WHAT YOU NEED TO DO =>
Extract all lines that hold "Billion" from the records below.

RECORD SET =>
________________________

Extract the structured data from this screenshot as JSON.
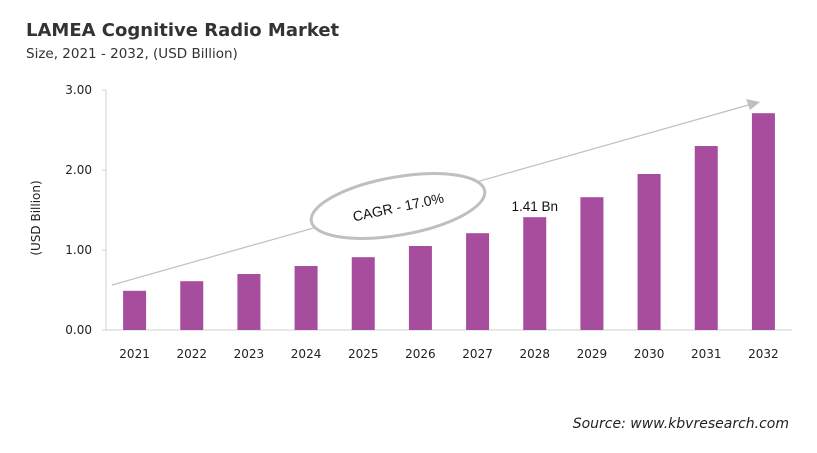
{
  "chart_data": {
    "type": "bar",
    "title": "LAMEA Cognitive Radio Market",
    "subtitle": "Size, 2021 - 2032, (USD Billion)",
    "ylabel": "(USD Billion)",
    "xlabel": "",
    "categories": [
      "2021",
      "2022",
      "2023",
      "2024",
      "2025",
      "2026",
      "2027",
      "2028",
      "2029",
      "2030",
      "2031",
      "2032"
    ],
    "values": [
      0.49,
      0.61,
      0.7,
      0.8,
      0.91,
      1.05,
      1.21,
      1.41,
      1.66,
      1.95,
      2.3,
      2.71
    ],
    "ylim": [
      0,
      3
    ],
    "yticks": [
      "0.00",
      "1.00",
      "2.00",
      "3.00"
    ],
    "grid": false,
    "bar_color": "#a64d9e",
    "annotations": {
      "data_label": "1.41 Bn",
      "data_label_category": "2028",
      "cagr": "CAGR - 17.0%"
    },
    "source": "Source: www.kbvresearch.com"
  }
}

________________________

OUTPUT FOR THIS EXERCISE =>
    "subtitle": "Size, 2021 - 2032, (USD Billion)",
    "ylabel": "(USD Billion)",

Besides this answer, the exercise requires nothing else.